Ausgangsdokument —
■ ■ ■ ■ ■ ■ ■

Nordhessen

[vc_row][vc_column width=“1/1″][vc_column_text]masNordhessen ist fürwahr ein Traum

Nordhessen ist vor allem eine wunderschöne deutsche Hügellandschaft entlang der Flußtäler von Eder, Fulda und Werra. Obschon seit der deutschen Einheit tatsächlich im Herzen Deutschlands gelegen, mangelt es Nordhessen mit seinem Oberzentrum Kassel gleichermaßen an Selbstbewusstsein wie an eigener Wirtschafskraft. Subjektiv kann man sich des Eindrucks nicht erwehren, dass vieles vorbei geht an Nordhessen.

Ideen- und Innovationsregion Nordhessen
Die „Region Nordhessen“, so die Arbeitsthese des Autors, gibt es derzeit als solche nicht. Vielmehr scheint es, als würde von Kassel aus eine Idee der „Region Nordhessen“ propagiert, die im mitgemeinten Umland nicht ankommt oder kaum Resonanz findet. Die vom Regionalmanagement ausgegebene Selbstdefinition Nordhessens als „eine der attraktivsten europäischen Ideen- und Innovationsregionen“ stützt meine These – geht sie doch so krass an der gefühlten Realität, aber auch an allen Daten, Zahlen und Fakten vorbei, dass sich der Gedanke vom Selbstbetrug als Innovationshemmnis geradezu aufdrängt.

Das ist bedauerlich, denn funktionierende regionale respektive lokale Identitäten, das ist vermutlich unstrittig, sind im europäischen, letztlich globalen Wettbewerb von Bedeutung und ggfs. von großem Vorteil. Sie stärken das „Wir“ nach innen und profilieren spezifische Eigenschaften einer Raumschaft nach aussen.

Wir können alles. Außer Hochdeutsch.
Als Beispiel fast zu perfekt um wahr zu sein, ist die jüngste Kampagne Baden-Württembergs „Wir können alles. Außer Hochdeutsch.“ Die feine Ironie dieser Kampagne ist ohne ein robustes, konsensfähiges, mit Identität und Lebensgefühl der Bürger korrespondierendes Selbstbewusstsein schlicht nicht denkbar. Zugleich war die Kampagne genial integrativ, überwindet sie doch (1) spielerisch die letzte Innengrenze Baden-Württembergs, die Sprachgrenze zwischen Alemannen und Schwaben, und grenzt (2) wann und von wo auch immer zugewanderte Neubürger widerstandsfrei ein.

■ ■ ■ ■ ■ ■ ■

Erfasste Daten —

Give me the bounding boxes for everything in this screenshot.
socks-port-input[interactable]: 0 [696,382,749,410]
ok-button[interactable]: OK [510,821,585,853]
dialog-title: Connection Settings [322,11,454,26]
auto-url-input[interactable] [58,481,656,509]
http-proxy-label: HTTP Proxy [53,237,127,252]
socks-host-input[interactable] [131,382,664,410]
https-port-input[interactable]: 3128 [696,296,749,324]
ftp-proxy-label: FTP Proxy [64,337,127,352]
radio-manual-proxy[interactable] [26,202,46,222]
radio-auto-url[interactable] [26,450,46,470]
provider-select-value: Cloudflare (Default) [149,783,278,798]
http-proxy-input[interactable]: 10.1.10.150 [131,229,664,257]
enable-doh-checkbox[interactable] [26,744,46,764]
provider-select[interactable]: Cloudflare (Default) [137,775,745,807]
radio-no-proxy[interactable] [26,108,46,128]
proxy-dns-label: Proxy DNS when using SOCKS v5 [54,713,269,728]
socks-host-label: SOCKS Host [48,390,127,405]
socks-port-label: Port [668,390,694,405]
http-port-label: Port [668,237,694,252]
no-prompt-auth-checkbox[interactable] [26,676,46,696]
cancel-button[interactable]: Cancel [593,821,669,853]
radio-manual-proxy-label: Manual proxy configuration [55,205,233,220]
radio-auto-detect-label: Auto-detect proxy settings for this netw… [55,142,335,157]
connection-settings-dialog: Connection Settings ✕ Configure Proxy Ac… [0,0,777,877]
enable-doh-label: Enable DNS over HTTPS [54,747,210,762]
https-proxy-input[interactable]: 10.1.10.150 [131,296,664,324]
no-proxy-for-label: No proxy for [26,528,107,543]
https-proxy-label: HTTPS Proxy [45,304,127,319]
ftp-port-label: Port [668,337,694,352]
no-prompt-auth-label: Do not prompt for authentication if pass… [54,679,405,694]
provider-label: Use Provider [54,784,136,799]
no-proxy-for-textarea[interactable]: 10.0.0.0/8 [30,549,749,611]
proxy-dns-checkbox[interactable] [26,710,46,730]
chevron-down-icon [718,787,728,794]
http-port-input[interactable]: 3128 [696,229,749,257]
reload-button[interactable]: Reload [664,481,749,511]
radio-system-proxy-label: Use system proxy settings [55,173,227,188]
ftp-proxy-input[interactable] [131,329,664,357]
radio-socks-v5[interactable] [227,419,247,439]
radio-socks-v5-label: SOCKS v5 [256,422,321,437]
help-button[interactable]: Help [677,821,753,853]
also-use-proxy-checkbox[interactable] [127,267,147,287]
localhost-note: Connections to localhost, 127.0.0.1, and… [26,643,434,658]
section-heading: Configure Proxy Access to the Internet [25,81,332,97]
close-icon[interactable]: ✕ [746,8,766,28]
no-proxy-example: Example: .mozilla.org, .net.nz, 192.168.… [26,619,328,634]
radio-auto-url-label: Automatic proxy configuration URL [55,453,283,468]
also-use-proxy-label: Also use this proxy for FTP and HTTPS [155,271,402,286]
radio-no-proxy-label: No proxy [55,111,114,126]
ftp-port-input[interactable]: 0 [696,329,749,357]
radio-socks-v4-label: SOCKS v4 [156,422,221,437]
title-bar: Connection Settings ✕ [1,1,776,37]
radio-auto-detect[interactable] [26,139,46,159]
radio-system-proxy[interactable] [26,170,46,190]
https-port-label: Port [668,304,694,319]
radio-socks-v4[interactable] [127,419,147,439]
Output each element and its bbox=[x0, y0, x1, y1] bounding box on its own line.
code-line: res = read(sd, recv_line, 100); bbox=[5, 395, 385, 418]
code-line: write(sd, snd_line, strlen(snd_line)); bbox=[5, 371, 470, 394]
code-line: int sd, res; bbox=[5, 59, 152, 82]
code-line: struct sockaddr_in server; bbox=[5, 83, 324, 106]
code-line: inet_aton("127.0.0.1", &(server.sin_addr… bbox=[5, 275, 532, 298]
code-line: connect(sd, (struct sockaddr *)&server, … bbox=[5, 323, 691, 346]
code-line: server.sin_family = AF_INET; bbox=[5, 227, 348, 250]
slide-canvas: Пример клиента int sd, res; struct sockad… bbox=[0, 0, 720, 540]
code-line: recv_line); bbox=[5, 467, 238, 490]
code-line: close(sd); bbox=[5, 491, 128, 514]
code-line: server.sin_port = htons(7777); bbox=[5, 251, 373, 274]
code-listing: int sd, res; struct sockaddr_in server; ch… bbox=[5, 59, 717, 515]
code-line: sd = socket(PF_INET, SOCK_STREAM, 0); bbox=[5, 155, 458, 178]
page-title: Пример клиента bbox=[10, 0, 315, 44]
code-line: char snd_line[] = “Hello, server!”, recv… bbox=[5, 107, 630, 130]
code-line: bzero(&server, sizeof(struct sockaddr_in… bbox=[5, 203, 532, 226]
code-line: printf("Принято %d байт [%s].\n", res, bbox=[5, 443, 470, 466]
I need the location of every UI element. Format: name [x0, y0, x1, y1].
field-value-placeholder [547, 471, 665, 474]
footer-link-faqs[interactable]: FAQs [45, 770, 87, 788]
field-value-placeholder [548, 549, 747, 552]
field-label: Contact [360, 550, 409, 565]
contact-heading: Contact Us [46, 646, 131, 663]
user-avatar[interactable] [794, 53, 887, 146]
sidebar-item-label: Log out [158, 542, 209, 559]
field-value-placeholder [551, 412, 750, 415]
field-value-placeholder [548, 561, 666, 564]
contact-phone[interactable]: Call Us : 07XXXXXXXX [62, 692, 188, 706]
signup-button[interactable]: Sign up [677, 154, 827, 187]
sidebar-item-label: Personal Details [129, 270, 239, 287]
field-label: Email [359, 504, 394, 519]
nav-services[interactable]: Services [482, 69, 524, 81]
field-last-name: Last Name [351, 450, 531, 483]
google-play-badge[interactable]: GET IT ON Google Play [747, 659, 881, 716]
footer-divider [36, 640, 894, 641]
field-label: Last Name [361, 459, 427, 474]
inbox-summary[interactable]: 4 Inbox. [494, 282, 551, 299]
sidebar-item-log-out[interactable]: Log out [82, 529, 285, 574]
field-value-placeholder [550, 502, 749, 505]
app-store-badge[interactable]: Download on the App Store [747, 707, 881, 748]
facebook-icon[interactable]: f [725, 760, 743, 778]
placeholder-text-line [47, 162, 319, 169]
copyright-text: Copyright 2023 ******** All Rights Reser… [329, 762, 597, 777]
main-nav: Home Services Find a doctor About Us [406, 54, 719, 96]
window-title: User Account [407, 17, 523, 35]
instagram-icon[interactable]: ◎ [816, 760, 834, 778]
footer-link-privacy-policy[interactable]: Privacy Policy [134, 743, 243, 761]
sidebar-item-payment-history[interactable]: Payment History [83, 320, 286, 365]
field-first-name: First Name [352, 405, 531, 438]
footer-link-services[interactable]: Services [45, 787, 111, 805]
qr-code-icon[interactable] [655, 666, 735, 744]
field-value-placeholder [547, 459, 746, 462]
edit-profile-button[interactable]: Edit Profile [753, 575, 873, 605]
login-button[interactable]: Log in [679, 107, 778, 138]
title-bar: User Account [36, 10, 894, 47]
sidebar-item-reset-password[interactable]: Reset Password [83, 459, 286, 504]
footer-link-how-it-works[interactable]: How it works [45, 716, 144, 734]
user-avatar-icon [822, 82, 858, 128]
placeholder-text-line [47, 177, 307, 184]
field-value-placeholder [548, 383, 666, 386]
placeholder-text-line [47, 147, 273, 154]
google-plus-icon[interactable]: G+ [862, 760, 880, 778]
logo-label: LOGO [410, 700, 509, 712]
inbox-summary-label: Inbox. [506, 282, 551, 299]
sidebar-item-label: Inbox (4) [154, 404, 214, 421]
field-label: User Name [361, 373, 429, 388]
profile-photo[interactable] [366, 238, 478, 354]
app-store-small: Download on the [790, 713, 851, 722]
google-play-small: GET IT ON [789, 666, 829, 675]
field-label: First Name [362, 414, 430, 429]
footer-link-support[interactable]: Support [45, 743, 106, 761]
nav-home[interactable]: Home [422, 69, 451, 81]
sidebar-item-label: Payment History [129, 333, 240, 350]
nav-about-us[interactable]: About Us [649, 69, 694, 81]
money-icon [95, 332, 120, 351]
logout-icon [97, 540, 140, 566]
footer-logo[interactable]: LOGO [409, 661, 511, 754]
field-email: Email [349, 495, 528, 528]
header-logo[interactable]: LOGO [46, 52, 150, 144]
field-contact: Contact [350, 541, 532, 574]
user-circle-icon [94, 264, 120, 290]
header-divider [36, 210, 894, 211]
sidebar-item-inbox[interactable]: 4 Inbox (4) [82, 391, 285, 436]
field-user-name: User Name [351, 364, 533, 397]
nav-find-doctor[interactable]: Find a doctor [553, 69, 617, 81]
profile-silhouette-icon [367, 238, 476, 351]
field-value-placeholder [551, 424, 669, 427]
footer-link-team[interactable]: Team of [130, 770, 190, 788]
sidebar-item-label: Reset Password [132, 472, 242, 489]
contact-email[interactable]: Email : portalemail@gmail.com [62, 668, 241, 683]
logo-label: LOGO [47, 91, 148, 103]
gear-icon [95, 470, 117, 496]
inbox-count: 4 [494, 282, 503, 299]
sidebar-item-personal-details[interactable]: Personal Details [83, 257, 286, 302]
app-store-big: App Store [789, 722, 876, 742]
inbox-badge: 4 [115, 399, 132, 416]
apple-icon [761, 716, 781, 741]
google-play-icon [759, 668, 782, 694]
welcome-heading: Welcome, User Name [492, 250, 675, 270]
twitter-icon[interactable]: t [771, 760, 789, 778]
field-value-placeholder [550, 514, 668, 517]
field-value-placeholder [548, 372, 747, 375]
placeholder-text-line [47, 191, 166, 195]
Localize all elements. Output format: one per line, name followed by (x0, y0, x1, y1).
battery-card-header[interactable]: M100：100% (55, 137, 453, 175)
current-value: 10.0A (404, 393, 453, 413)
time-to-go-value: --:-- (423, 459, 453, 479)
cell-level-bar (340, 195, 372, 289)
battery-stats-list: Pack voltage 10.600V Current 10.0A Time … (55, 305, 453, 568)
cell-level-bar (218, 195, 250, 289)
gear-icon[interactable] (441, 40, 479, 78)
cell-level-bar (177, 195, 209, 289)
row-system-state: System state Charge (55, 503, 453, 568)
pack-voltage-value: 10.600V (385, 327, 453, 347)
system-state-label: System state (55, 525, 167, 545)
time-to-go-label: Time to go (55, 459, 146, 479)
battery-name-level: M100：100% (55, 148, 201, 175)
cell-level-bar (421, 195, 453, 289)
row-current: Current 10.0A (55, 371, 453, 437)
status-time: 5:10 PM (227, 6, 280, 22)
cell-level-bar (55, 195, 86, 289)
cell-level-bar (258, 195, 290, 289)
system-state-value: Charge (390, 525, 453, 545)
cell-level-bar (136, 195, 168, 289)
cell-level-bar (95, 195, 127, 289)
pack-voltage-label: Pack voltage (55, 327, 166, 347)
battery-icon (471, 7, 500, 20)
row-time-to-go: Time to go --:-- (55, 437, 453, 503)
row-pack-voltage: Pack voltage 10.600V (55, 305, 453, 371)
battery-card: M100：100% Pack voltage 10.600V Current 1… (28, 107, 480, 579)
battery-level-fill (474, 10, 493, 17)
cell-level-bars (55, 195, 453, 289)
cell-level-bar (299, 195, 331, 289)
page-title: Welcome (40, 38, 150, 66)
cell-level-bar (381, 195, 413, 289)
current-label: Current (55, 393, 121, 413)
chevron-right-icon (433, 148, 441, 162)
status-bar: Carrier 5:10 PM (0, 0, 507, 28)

■ ■ ■ ■ ■ ■ ■

Anweisungen —
1. Kopiere aus dem Text über Nordhessen wortgetreu den Abschnitt, der mit den Worten „Das ist bedauerlich, denn“ beginnt und mit „Raumschaft nach aussen.“ endet.
2. Beantworte anhand des Textes über Nordhessen diese Fragen:
(a) Entlang welcher Flusstäler erstreckt sich die Hügellandschaft Nordhessens?
(b) Welche Stadt wird als Oberzentrum Nordhessens genannt?
(c) Welche Sprachgrenze überwindet die Kampagne Baden-Württembergs?

Geordnete Lösungen —
1.
Das ist bedauerlich, denn funktionierende regionale respektive lokale Identitäten, das ist vermutlich unstrittig, sind im europäischen, letztlich globalen Wettbewerb von Bedeutung und ggfs. von großem Vorteil. Sie stärken das „Wir“ nach innen und profilieren spezifische Eigenschaften einer Raumschaft nach aussen.

2.
(a) Entlang der Flusstäler von Eder, Fulda und Werra.
(b) Kassel.
(c) Die Sprachgrenze zwischen Alemannen und Schwaben.